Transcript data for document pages
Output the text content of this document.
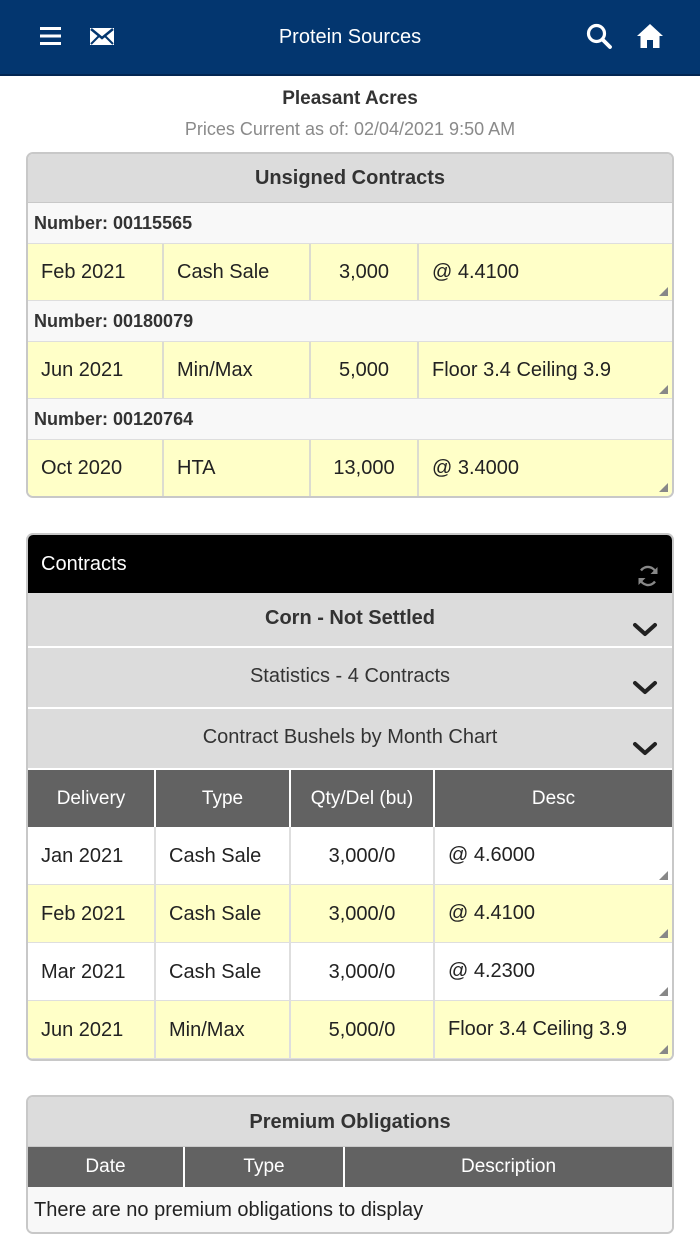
Protein Sources
Pleasant Acres
Prices Current as of: 02/04/2021 9:50 AM
Unsigned Contracts
Number: 00115565
Feb 2021	Cash Sale	3,000	@ 4.4100
Number: 00180079
Jun 2021	Min/Max	5,000	Floor 3.4 Ceiling 3.9
Number: 00120764
Oct 2020	HTA	13,000	@ 3.4000
Contracts
Corn - Not Settled
Statistics - 4 Contracts
Contract Bushels by Month Chart
Delivery	Type	Qty/Del (bu)	Desc
Jan 2021	Cash Sale	3,000/0	@ 4.6000
Feb 2021	Cash Sale	3,000/0	@ 4.4100
Mar 2021	Cash Sale	3,000/0	@ 4.2300
Jun 2021	Min/Max	5,000/0	Floor 3.4 Ceiling 3.9
Premium Obligations
Date	Type	Description
There are no premium obligations to display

» What the task requires:
Copy out every entry above verbatim. Leave each picture out.

» Task output:
Output the text content of this document.
Protein Sources
Pleasant Acres
Prices Current as of: 02/04/2021 9:50 AM
Unsigned Contracts
Number: 00115565
Feb 2021	Cash Sale	3,000	@ 4.4100
Number: 00180079
Jun 2021	Min/Max	5,000	Floor 3.4 Ceiling 3.9
Number: 00120764
Oct 2020	HTA	13,000	@ 3.4000
Contracts
Corn - Not Settled
Statistics - 4 Contracts
Contract Bushels by Month Chart
Delivery	Type	Qty/Del (bu)	Desc
Jan 2021	Cash Sale	3,000/0	@ 4.6000
Feb 2021	Cash Sale	3,000/0	@ 4.4100
Mar 2021	Cash Sale	3,000/0	@ 4.2300
Jun 2021	Min/Max	5,000/0	Floor 3.4 Ceiling 3.9
Premium Obligations
Date	Type	Description
There are no premium obligations to display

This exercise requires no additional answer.